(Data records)
§ §
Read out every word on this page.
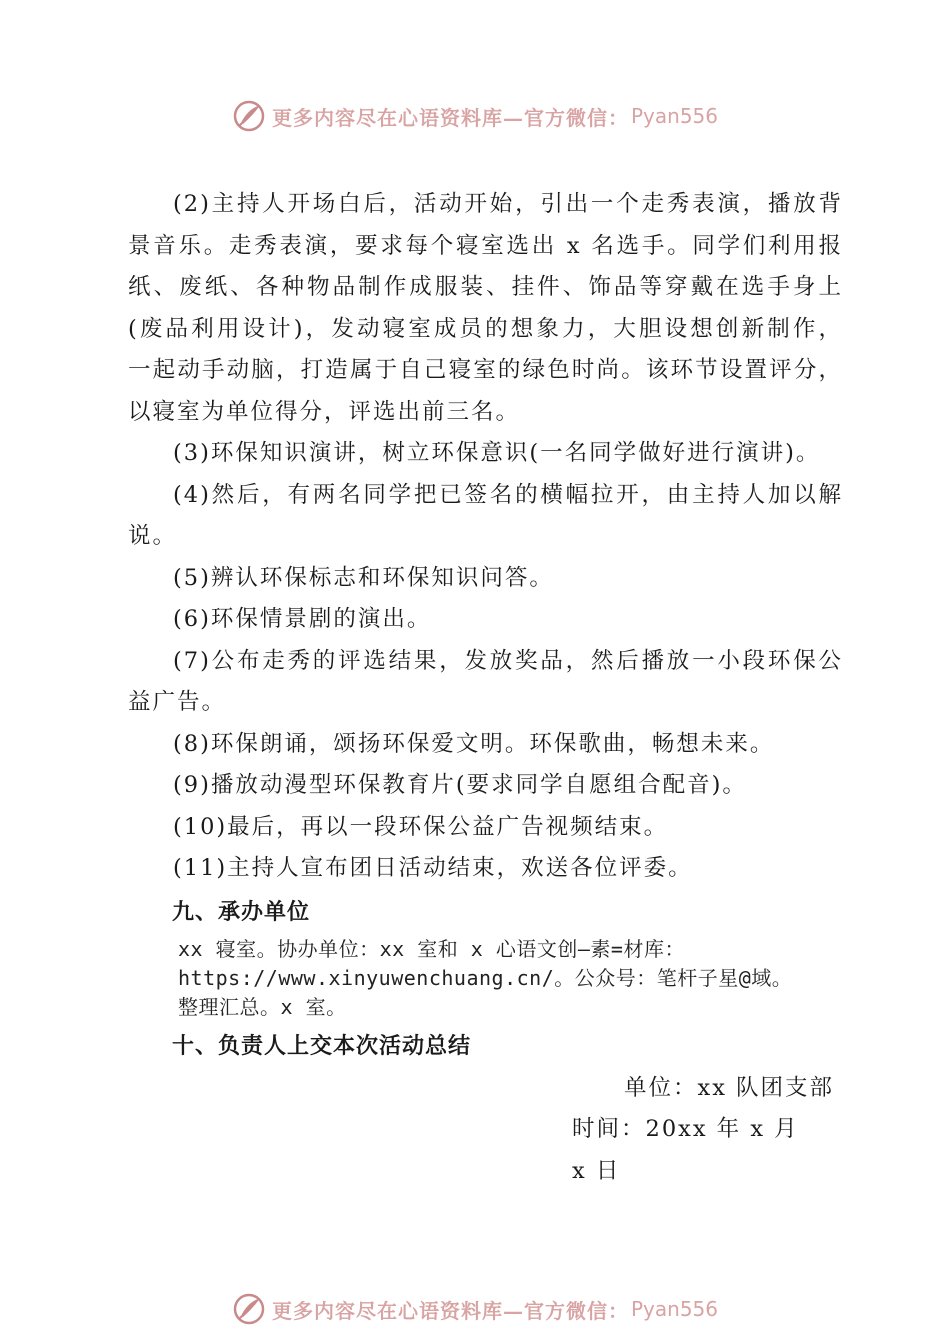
更多内容尽在心语资料库—官方微信： Pyan556

(2)主持人开场白后，活动开始，引出一个走秀表演，播放背景音乐。走秀表演，要求每个寝室选出 x 名选手。同学们利用报纸、废纸、各种物品制作成服装、挂件、饰品等穿戴在选手身上 (废品利用设计)，发动寝室成员的想象力，大胆设想创新制作， 一起动手动脑，打造属于自己寝室的绿色时尚。该环节设置评分， 以寝室为单位得分，评选出前三名。

(3)环保知识演讲，树立环保意识(一名同学做好进行演讲)。

(4)然后，有两名同学把已签名的横幅拉开，由主持人加以解说。

(5)辨认环保标志和环保知识问答。

(6)环保情景剧的演出。

(7)公布走秀的评选结果，发放奖品，然后播放一小段环保公益广告。

(8)环保朗诵，颂扬环保爱文明。环保歌曲，畅想未来。

(9)播放动漫型环保教育片(要求同学自愿组合配音)。

(10)最后，再以一段环保公益广告视频结束。

(11)主持人宣布团日活动结束，欢送各位评委。

九、承办单位

xx 寝室。协办单位：xx 室和 x 心语文创—素=材库：
https://www.xinyuwenchuang.cn/。公众号：笔杆子星@域。
整理汇总。x 室。

十、负责人上交本次活动总结

单位：xx 队团支部

时间：20xx 年 x 月 x 日

更多内容尽在心语资料库—官方微信： Pyan556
§ §
- **STATED TASK**: Reproduce every record word for word. The copy must contain no pictures.

- **THE OUTPUT**:
Read out every word on this page.
更多内容尽在心语资料库—官方微信： Pyan556

(2)主持人开场白后，活动开始，引出一个走秀表演，播放背景音乐。走秀表演，要求每个寝室选出 x 名选手。同学们利用报纸、废纸、各种物品制作成服装、挂件、饰品等穿戴在选手身上 (废品利用设计)，发动寝室成员的想象力，大胆设想创新制作， 一起动手动脑，打造属于自己寝室的绿色时尚。该环节设置评分， 以寝室为单位得分，评选出前三名。

(3)环保知识演讲，树立环保意识(一名同学做好进行演讲)。

(4)然后，有两名同学把已签名的横幅拉开，由主持人加以解说。

(5)辨认环保标志和环保知识问答。

(6)环保情景剧的演出。

(7)公布走秀的评选结果，发放奖品，然后播放一小段环保公益广告。

(8)环保朗诵，颂扬环保爱文明。环保歌曲，畅想未来。

(9)播放动漫型环保教育片(要求同学自愿组合配音)。

(10)最后，再以一段环保公益广告视频结束。

(11)主持人宣布团日活动结束，欢送各位评委。

九、承办单位

xx 寝室。协办单位：xx 室和 x 心语文创—素=材库：
https://www.xinyuwenchuang.cn/。公众号：笔杆子星@域。
整理汇总。x 室。

十、负责人上交本次活动总结

单位：xx 队团支部

时间：20xx 年 x 月 x 日

更多内容尽在心语资料库—官方微信： Pyan556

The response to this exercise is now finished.